====== Task inputs ======

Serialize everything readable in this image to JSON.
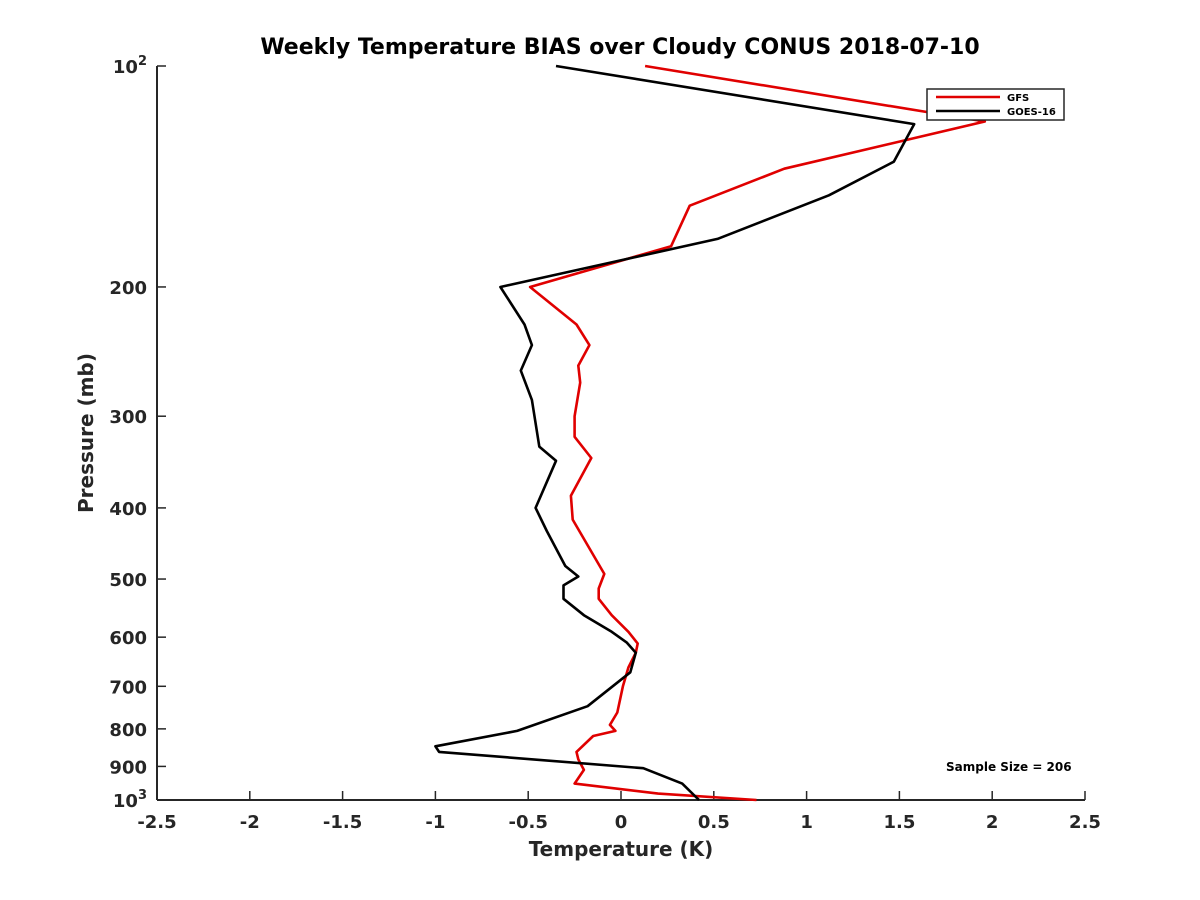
{
  "chart_data": {
    "type": "line",
    "title": "Weekly Temperature BIAS over Cloudy CONUS 2018-07-10",
    "xlabel": "Temperature (K)",
    "ylabel": "Pressure (mb)",
    "xlim": [
      -2.5,
      2.5
    ],
    "ylim": [
      100,
      1000
    ],
    "y_scale": "log",
    "y_reversed": true,
    "grid": false,
    "legend_position": "top-right",
    "x_ticks": [
      {
        "value": -2.5,
        "label": "-2.5"
      },
      {
        "value": -2,
        "label": "-2"
      },
      {
        "value": -1.5,
        "label": "-1.5"
      },
      {
        "value": -1,
        "label": "-1"
      },
      {
        "value": -0.5,
        "label": "-0.5"
      },
      {
        "value": 0,
        "label": "0"
      },
      {
        "value": 0.5,
        "label": "0.5"
      },
      {
        "value": 1,
        "label": "1"
      },
      {
        "value": 1.5,
        "label": "1.5"
      },
      {
        "value": 2,
        "label": "2"
      },
      {
        "value": 2.5,
        "label": "2.5"
      }
    ],
    "y_ticks": [
      {
        "value": 100,
        "label": "10",
        "sup": "2"
      },
      {
        "value": 200,
        "label": "200"
      },
      {
        "value": 300,
        "label": "300"
      },
      {
        "value": 400,
        "label": "400"
      },
      {
        "value": 500,
        "label": "500"
      },
      {
        "value": 600,
        "label": "600"
      },
      {
        "value": 700,
        "label": "700"
      },
      {
        "value": 800,
        "label": "800"
      },
      {
        "value": 900,
        "label": "900"
      },
      {
        "value": 1000,
        "label": "10",
        "sup": "3"
      }
    ],
    "series": [
      {
        "name": "GFS",
        "color": "#e00000",
        "points": [
          [
            0.13,
            100
          ],
          [
            1.96,
            119
          ],
          [
            0.88,
            138
          ],
          [
            0.37,
            155
          ],
          [
            0.27,
            176
          ],
          [
            -0.49,
            200
          ],
          [
            -0.24,
            225
          ],
          [
            -0.17,
            240
          ],
          [
            -0.23,
            256
          ],
          [
            -0.22,
            270
          ],
          [
            -0.25,
            300
          ],
          [
            -0.25,
            320
          ],
          [
            -0.16,
            342
          ],
          [
            -0.27,
            385
          ],
          [
            -0.26,
            415
          ],
          [
            -0.09,
            492
          ],
          [
            -0.12,
            515
          ],
          [
            -0.12,
            532
          ],
          [
            -0.05,
            560
          ],
          [
            0.04,
            590
          ],
          [
            0.09,
            612
          ],
          [
            0.08,
            630
          ],
          [
            0.04,
            660
          ],
          [
            0.01,
            700
          ],
          [
            -0.02,
            760
          ],
          [
            -0.06,
            790
          ],
          [
            -0.03,
            805
          ],
          [
            -0.15,
            818
          ],
          [
            -0.24,
            860
          ],
          [
            -0.23,
            880
          ],
          [
            -0.2,
            910
          ],
          [
            -0.25,
            950
          ],
          [
            0.2,
            980
          ],
          [
            0.73,
            1000
          ]
        ]
      },
      {
        "name": "GOES-16",
        "color": "#000000",
        "points": [
          [
            -0.35,
            100
          ],
          [
            1.58,
            120
          ],
          [
            1.47,
            135
          ],
          [
            1.12,
            150
          ],
          [
            0.52,
            172
          ],
          [
            -0.65,
            200
          ],
          [
            -0.52,
            225
          ],
          [
            -0.48,
            240
          ],
          [
            -0.54,
            260
          ],
          [
            -0.48,
            285
          ],
          [
            -0.44,
            330
          ],
          [
            -0.35,
            345
          ],
          [
            -0.46,
            400
          ],
          [
            -0.4,
            430
          ],
          [
            -0.3,
            480
          ],
          [
            -0.23,
            496
          ],
          [
            -0.31,
            510
          ],
          [
            -0.31,
            532
          ],
          [
            -0.2,
            560
          ],
          [
            -0.05,
            590
          ],
          [
            0.03,
            610
          ],
          [
            0.08,
            630
          ],
          [
            0.05,
            670
          ],
          [
            -0.18,
            745
          ],
          [
            -0.56,
            805
          ],
          [
            -1.0,
            845
          ],
          [
            -0.98,
            860
          ],
          [
            0.12,
            905
          ],
          [
            0.33,
            950
          ],
          [
            0.42,
            1000
          ]
        ]
      }
    ],
    "annotation": "Sample Size = 206"
  }
}
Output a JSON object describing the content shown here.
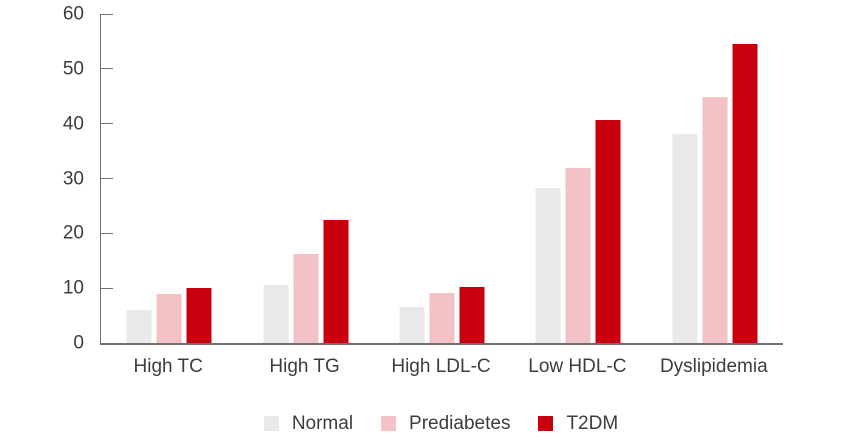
{
  "chart_data": {
    "type": "bar",
    "title": "",
    "xlabel": "",
    "ylabel": "",
    "ylim": [
      0,
      60
    ],
    "yticks": [
      0,
      10,
      20,
      30,
      40,
      50,
      60
    ],
    "grid": false,
    "legend_position": "bottom",
    "categories": [
      "High TC",
      "High TG",
      "High LDL-C",
      "Low HDL-C",
      "Dyslipidemia"
    ],
    "series": [
      {
        "name": "Normal",
        "color": "#e9e9e9",
        "values": [
          6.1,
          10.5,
          6.5,
          28.2,
          38.2
        ]
      },
      {
        "name": "Prediabetes",
        "color": "#f2c2c6",
        "values": [
          8.9,
          16.2,
          9.1,
          31.9,
          44.9
        ]
      },
      {
        "name": "T2DM",
        "color": "#c8000e",
        "values": [
          10.0,
          22.4,
          10.3,
          40.6,
          54.6
        ]
      }
    ]
  },
  "colors": {
    "axis": "#6f6f6f",
    "text": "#3d3d3d",
    "background": "#ffffff"
  }
}
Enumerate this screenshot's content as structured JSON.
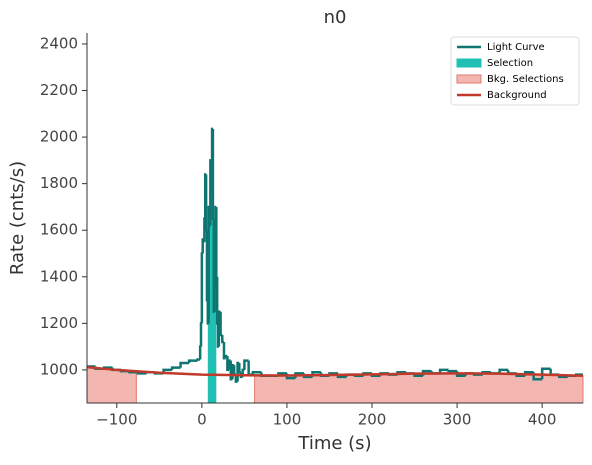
{
  "chart_data": {
    "type": "step",
    "title": "n0",
    "xlabel": "Time (s)",
    "ylabel": "Rate (cnts/s)",
    "xlim": [
      -135,
      448
    ],
    "ylim": [
      858,
      2447
    ],
    "xticks": [
      {
        "value": -100,
        "label": "−100"
      },
      0,
      100,
      200,
      300,
      400
    ],
    "yticks": [
      1000,
      1200,
      1400,
      1600,
      1800,
      2000,
      2200,
      2400
    ],
    "legend": "upper right",
    "light_curve": {
      "name": "Light Curve",
      "color": "#0f7570",
      "x": [
        -135,
        -125,
        -115,
        -105,
        -95,
        -85,
        -75,
        -65,
        -55,
        -45,
        -35,
        -25,
        -15,
        -5,
        -2,
        -1,
        0,
        1,
        2,
        3,
        4,
        5,
        6,
        7,
        8,
        9,
        10,
        11,
        12,
        13,
        14,
        15,
        16,
        17,
        18,
        19,
        20,
        22,
        24,
        26,
        28,
        30,
        32,
        34,
        36,
        38,
        40,
        42,
        44,
        46,
        48,
        50,
        55,
        60,
        70,
        80,
        90,
        100,
        110,
        120,
        130,
        140,
        150,
        160,
        170,
        180,
        190,
        200,
        210,
        220,
        230,
        240,
        250,
        260,
        270,
        280,
        290,
        300,
        310,
        320,
        330,
        340,
        350,
        360,
        370,
        380,
        390,
        400,
        410,
        420,
        430,
        440
      ],
      "values": [
        1015,
        1005,
        1010,
        1000,
        995,
        990,
        985,
        990,
        985,
        1000,
        1010,
        1030,
        1040,
        1045,
        1100,
        1200,
        1500,
        1560,
        1550,
        1650,
        1840,
        1600,
        1300,
        1200,
        1700,
        1620,
        1900,
        1780,
        2035,
        1650,
        1250,
        1350,
        1700,
        1400,
        1200,
        1100,
        1250,
        1150,
        1120,
        1050,
        1060,
        1000,
        1040,
        960,
        1020,
        980,
        950,
        1030,
        990,
        970,
        1000,
        1040,
        980,
        990,
        975,
        975,
        985,
        965,
        985,
        970,
        990,
        975,
        985,
        970,
        980,
        975,
        985,
        975,
        985,
        980,
        990,
        985,
        975,
        995,
        985,
        1000,
        995,
        975,
        985,
        980,
        990,
        985,
        1000,
        985,
        975,
        990,
        960,
        1005,
        980,
        970,
        975,
        980
      ]
    },
    "selection": {
      "name": "Selection",
      "color": "#20c0b4",
      "range": [
        7,
        17
      ]
    },
    "bkg_selections": {
      "name": "Bkg. Selections",
      "color": "#f4b6b0",
      "ranges": [
        [
          -135,
          -77
        ],
        [
          62,
          448
        ]
      ]
    },
    "background": {
      "name": "Background",
      "color": "#c0392b",
      "x": [
        -135,
        -100,
        -50,
        0,
        50,
        100,
        150,
        200,
        250,
        300,
        350,
        400,
        448
      ],
      "values": [
        1012,
        1000,
        988,
        980,
        977,
        976,
        978,
        981,
        984,
        985,
        984,
        980,
        975
      ]
    }
  }
}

======

▶ [What the exercise asks]: Identify the lines that hold the word "ylabel". Copy every one of them.

▶ [Exercise result]:
    "ylabel": "Pressure (mb)",
    "ylabel": "",
    "ylabel": "Rate (cnts/s)",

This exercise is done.